For each line of the data below that holds "Temperature", copy the line.

#### Source records:
● ● ● ●

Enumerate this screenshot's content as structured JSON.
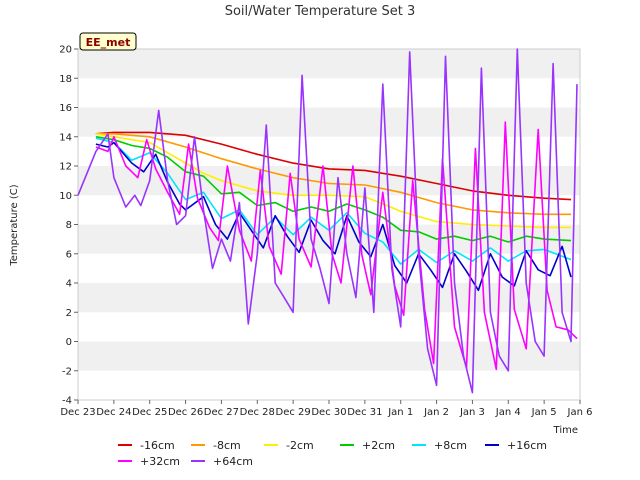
{
  "chart_data": {
    "type": "line",
    "title": "Soil/Water Temperature Set 3",
    "xlabel": "Time",
    "ylabel": "Temperature (C)",
    "ylim": [
      -4,
      20
    ],
    "yticks": [
      -4,
      -2,
      0,
      2,
      4,
      6,
      8,
      10,
      12,
      14,
      16,
      18,
      20
    ],
    "x_range": [
      "2022-12-23",
      "2023-01-06"
    ],
    "xtick_labels": [
      "Dec 23",
      "Dec 24",
      "Dec 25",
      "Dec 26",
      "Dec 27",
      "Dec 28",
      "Dec 29",
      "Dec 30",
      "Dec 31",
      "Jan 1",
      "Jan 2",
      "Jan 3",
      "Jan 4",
      "Jan 5",
      "Jan 6"
    ],
    "xtick_dates": [
      "2022-12-23",
      "2022-12-24",
      "2022-12-25",
      "2022-12-26",
      "2022-12-27",
      "2022-12-28",
      "2022-12-29",
      "2022-12-30",
      "2022-12-31",
      "2023-01-01",
      "2023-01-02",
      "2023-01-03",
      "2023-01-04",
      "2023-01-05",
      "2023-01-06"
    ],
    "grid": "horizontal bands",
    "legend_position": "bottom",
    "badge": "EE_met",
    "series": [
      {
        "name": "-16cm",
        "color": "#dd0000",
        "x": [
          "2022-12-23 12:00",
          "2022-12-24 00:00",
          "2022-12-25 00:00",
          "2022-12-26 00:00",
          "2022-12-27 00:00",
          "2022-12-28 00:00",
          "2022-12-29 00:00",
          "2022-12-30 00:00",
          "2022-12-31 00:00",
          "2023-01-01 00:00",
          "2023-01-02 00:00",
          "2023-01-03 00:00",
          "2023-01-04 00:00",
          "2023-01-05 00:00",
          "2023-01-05 18:00"
        ],
        "y": [
          14.2,
          14.3,
          14.3,
          14.1,
          13.5,
          12.8,
          12.2,
          11.8,
          11.7,
          11.3,
          10.8,
          10.3,
          10.0,
          9.8,
          9.7
        ]
      },
      {
        "name": "-8cm",
        "color": "#ff9900",
        "x": [
          "2022-12-23 12:00",
          "2022-12-24 00:00",
          "2022-12-25 00:00",
          "2022-12-26 00:00",
          "2022-12-27 00:00",
          "2022-12-28 00:00",
          "2022-12-29 00:00",
          "2022-12-30 00:00",
          "2022-12-31 00:00",
          "2023-01-01 00:00",
          "2023-01-02 00:00",
          "2023-01-03 00:00",
          "2023-01-04 00:00",
          "2023-01-05 00:00",
          "2023-01-05 18:00"
        ],
        "y": [
          14.2,
          14.2,
          14.0,
          13.3,
          12.5,
          11.8,
          11.2,
          10.8,
          10.7,
          10.2,
          9.5,
          9.0,
          8.8,
          8.7,
          8.7
        ]
      },
      {
        "name": "-2cm",
        "color": "#ffee00",
        "x": [
          "2022-12-23 12:00",
          "2022-12-24 00:00",
          "2022-12-25 00:00",
          "2022-12-26 00:00",
          "2022-12-26 12:00",
          "2022-12-27 00:00",
          "2022-12-28 00:00",
          "2022-12-29 00:00",
          "2022-12-30 00:00",
          "2022-12-31 00:00",
          "2023-01-01 00:00",
          "2023-01-02 00:00",
          "2023-01-03 00:00",
          "2023-01-04 00:00",
          "2023-01-05 00:00",
          "2023-01-05 18:00"
        ],
        "y": [
          14.2,
          14.0,
          13.6,
          12.2,
          11.5,
          11.0,
          10.3,
          10.0,
          10.0,
          9.9,
          8.9,
          8.2,
          8.0,
          7.9,
          7.8,
          7.8
        ]
      },
      {
        "name": "+2cm",
        "color": "#00cc00",
        "x": [
          "2022-12-23 12:00",
          "2022-12-24 00:00",
          "2022-12-24 12:00",
          "2022-12-25 00:00",
          "2022-12-25 12:00",
          "2022-12-26 00:00",
          "2022-12-26 12:00",
          "2022-12-27 00:00",
          "2022-12-27 12:00",
          "2022-12-28 00:00",
          "2022-12-28 12:00",
          "2022-12-29 00:00",
          "2022-12-29 12:00",
          "2022-12-30 00:00",
          "2022-12-30 12:00",
          "2022-12-31 00:00",
          "2022-12-31 12:00",
          "2023-01-01 00:00",
          "2023-01-01 12:00",
          "2023-01-02 00:00",
          "2023-01-02 12:00",
          "2023-01-03 00:00",
          "2023-01-03 12:00",
          "2023-01-04 00:00",
          "2023-01-04 12:00",
          "2023-01-05 00:00",
          "2023-01-05 18:00"
        ],
        "y": [
          14.0,
          13.8,
          13.4,
          13.2,
          12.6,
          11.6,
          11.3,
          10.1,
          10.2,
          9.3,
          9.5,
          8.9,
          9.2,
          8.9,
          9.4,
          9.0,
          8.5,
          7.6,
          7.5,
          7.0,
          7.2,
          6.9,
          7.2,
          6.8,
          7.2,
          7.0,
          6.9
        ]
      },
      {
        "name": "+8cm",
        "color": "#00e5ff",
        "x": [
          "2022-12-23 12:00",
          "2022-12-24 00:00",
          "2022-12-24 12:00",
          "2022-12-25 00:00",
          "2022-12-25 12:00",
          "2022-12-26 00:00",
          "2022-12-26 12:00",
          "2022-12-27 00:00",
          "2022-12-27 12:00",
          "2022-12-28 00:00",
          "2022-12-28 12:00",
          "2022-12-29 00:00",
          "2022-12-29 12:00",
          "2022-12-30 00:00",
          "2022-12-30 12:00",
          "2022-12-31 00:00",
          "2022-12-31 12:00",
          "2023-01-01 00:00",
          "2023-01-01 12:00",
          "2023-01-02 00:00",
          "2023-01-02 12:00",
          "2023-01-03 00:00",
          "2023-01-03 12:00",
          "2023-01-04 00:00",
          "2023-01-04 12:00",
          "2023-01-05 00:00",
          "2023-01-05 18:00"
        ],
        "y": [
          13.9,
          13.6,
          12.4,
          12.9,
          11.5,
          9.7,
          10.2,
          8.4,
          9.0,
          7.3,
          8.5,
          7.3,
          8.5,
          7.6,
          8.8,
          7.4,
          6.8,
          5.3,
          6.3,
          5.4,
          6.2,
          5.5,
          6.4,
          5.5,
          6.2,
          6.3,
          5.6
        ]
      },
      {
        "name": "+16cm",
        "color": "#0000cc",
        "x": [
          "2022-12-23 12:00",
          "2022-12-23 20:00",
          "2022-12-24 00:00",
          "2022-12-24 12:00",
          "2022-12-24 20:00",
          "2022-12-25 04:00",
          "2022-12-25 12:00",
          "2022-12-25 20:00",
          "2022-12-26 00:00",
          "2022-12-26 12:00",
          "2022-12-26 20:00",
          "2022-12-27 04:00",
          "2022-12-27 12:00",
          "2022-12-27 20:00",
          "2022-12-28 04:00",
          "2022-12-28 12:00",
          "2022-12-28 20:00",
          "2022-12-29 04:00",
          "2022-12-29 12:00",
          "2022-12-29 20:00",
          "2022-12-30 04:00",
          "2022-12-30 12:00",
          "2022-12-30 20:00",
          "2022-12-31 04:00",
          "2022-12-31 12:00",
          "2022-12-31 20:00",
          "2023-01-01 04:00",
          "2023-01-01 12:00",
          "2023-01-01 20:00",
          "2023-01-02 04:00",
          "2023-01-02 12:00",
          "2023-01-02 20:00",
          "2023-01-03 04:00",
          "2023-01-03 12:00",
          "2023-01-03 20:00",
          "2023-01-04 04:00",
          "2023-01-04 12:00",
          "2023-01-04 20:00",
          "2023-01-05 04:00",
          "2023-01-05 12:00",
          "2023-01-05 18:00"
        ],
        "y": [
          13.5,
          13.3,
          13.6,
          12.2,
          11.6,
          12.8,
          10.9,
          9.4,
          9.0,
          9.9,
          8.0,
          7.0,
          8.8,
          7.6,
          6.4,
          8.6,
          7.2,
          6.1,
          8.3,
          6.9,
          6.0,
          8.6,
          6.8,
          5.8,
          8.0,
          5.2,
          4.0,
          6.0,
          4.9,
          3.7,
          6.0,
          4.8,
          3.5,
          6.0,
          4.4,
          3.8,
          6.2,
          4.9,
          4.5,
          6.5,
          4.4
        ]
      },
      {
        "name": "+32cm",
        "color": "#ff00ff",
        "x": [
          "2022-12-23 12:00",
          "2022-12-23 20:00",
          "2022-12-24 00:00",
          "2022-12-24 08:00",
          "2022-12-24 16:00",
          "2022-12-24 22:00",
          "2022-12-25 04:00",
          "2022-12-25 12:00",
          "2022-12-25 20:00",
          "2022-12-26 02:00",
          "2022-12-26 08:00",
          "2022-12-26 16:00",
          "2022-12-26 22:00",
          "2022-12-27 04:00",
          "2022-12-27 12:00",
          "2022-12-27 20:00",
          "2022-12-28 02:00",
          "2022-12-28 08:00",
          "2022-12-28 16:00",
          "2022-12-28 22:00",
          "2022-12-29 04:00",
          "2022-12-29 12:00",
          "2022-12-29 20:00",
          "2022-12-30 02:00",
          "2022-12-30 08:00",
          "2022-12-30 16:00",
          "2022-12-30 22:00",
          "2022-12-31 04:00",
          "2022-12-31 12:00",
          "2022-12-31 20:00",
          "2023-01-01 02:00",
          "2023-01-01 08:00",
          "2023-01-01 16:00",
          "2023-01-01 22:00",
          "2023-01-02 04:00",
          "2023-01-02 12:00",
          "2023-01-02 20:00",
          "2023-01-03 02:00",
          "2023-01-03 08:00",
          "2023-01-03 16:00",
          "2023-01-03 22:00",
          "2023-01-04 04:00",
          "2023-01-04 12:00",
          "2023-01-04 20:00",
          "2023-01-05 02:00",
          "2023-01-05 08:00",
          "2023-01-05 16:00",
          "2023-01-05 22:00"
        ],
        "y": [
          13.3,
          13.0,
          14.0,
          12.0,
          11.2,
          13.8,
          11.8,
          10.2,
          8.7,
          13.5,
          9.8,
          7.8,
          6.9,
          12.0,
          7.6,
          5.5,
          11.7,
          6.5,
          4.6,
          11.5,
          7.0,
          5.1,
          12.0,
          6.0,
          4.0,
          12.0,
          5.9,
          3.2,
          10.2,
          3.8,
          1.8,
          11.0,
          2.2,
          -1.5,
          12.5,
          1.0,
          -1.8,
          13.2,
          2.0,
          -1.9,
          15.0,
          2.2,
          -0.5,
          14.5,
          3.5,
          1.0,
          0.8,
          0.2
        ]
      },
      {
        "name": "+64cm",
        "color": "#9933ff",
        "x": [
          "2022-12-23 00:00",
          "2022-12-23 12:00",
          "2022-12-23 20:00",
          "2022-12-24 00:00",
          "2022-12-24 08:00",
          "2022-12-24 14:00",
          "2022-12-24 18:00",
          "2022-12-25 00:00",
          "2022-12-25 06:00",
          "2022-12-25 12:00",
          "2022-12-25 18:00",
          "2022-12-26 00:00",
          "2022-12-26 06:00",
          "2022-12-26 12:00",
          "2022-12-26 18:00",
          "2022-12-27 00:00",
          "2022-12-27 06:00",
          "2022-12-27 12:00",
          "2022-12-27 18:00",
          "2022-12-28 00:00",
          "2022-12-28 06:00",
          "2022-12-28 12:00",
          "2022-12-28 18:00",
          "2022-12-29 00:00",
          "2022-12-29 06:00",
          "2022-12-29 12:00",
          "2022-12-29 18:00",
          "2022-12-30 00:00",
          "2022-12-30 06:00",
          "2022-12-30 12:00",
          "2022-12-30 18:00",
          "2022-12-31 00:00",
          "2022-12-31 06:00",
          "2022-12-31 12:00",
          "2022-12-31 18:00",
          "2023-01-01 00:00",
          "2023-01-01 06:00",
          "2023-01-01 12:00",
          "2023-01-01 18:00",
          "2023-01-02 00:00",
          "2023-01-02 06:00",
          "2023-01-02 12:00",
          "2023-01-02 18:00",
          "2023-01-03 00:00",
          "2023-01-03 06:00",
          "2023-01-03 12:00",
          "2023-01-03 18:00",
          "2023-01-04 00:00",
          "2023-01-04 06:00",
          "2023-01-04 12:00",
          "2023-01-04 18:00",
          "2023-01-05 00:00",
          "2023-01-05 06:00",
          "2023-01-05 12:00",
          "2023-01-05 18:00",
          "2023-01-05 22:00"
        ],
        "y": [
          10.0,
          13.0,
          14.2,
          11.2,
          9.2,
          10.0,
          9.3,
          11.0,
          15.8,
          11.0,
          8.0,
          8.6,
          14.0,
          9.0,
          5.0,
          7.0,
          5.5,
          9.5,
          1.2,
          6.0,
          14.8,
          4.0,
          3.0,
          2.0,
          18.2,
          7.0,
          5.0,
          2.6,
          11.2,
          6.0,
          3.0,
          10.5,
          2.0,
          17.6,
          5.0,
          1.0,
          19.8,
          6.0,
          -0.5,
          -3.0,
          19.5,
          4.0,
          -1.0,
          -3.5,
          18.7,
          2.0,
          -1.0,
          -2.0,
          20.0,
          4.0,
          0.0,
          -1.0,
          19.0,
          2.0,
          0.0,
          17.6
        ]
      }
    ]
  }
}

● ● ● ●

#### Solution for this task:
    "title": "Soil/Water Temperature Set 3",
    "ylabel": "Temperature (C)",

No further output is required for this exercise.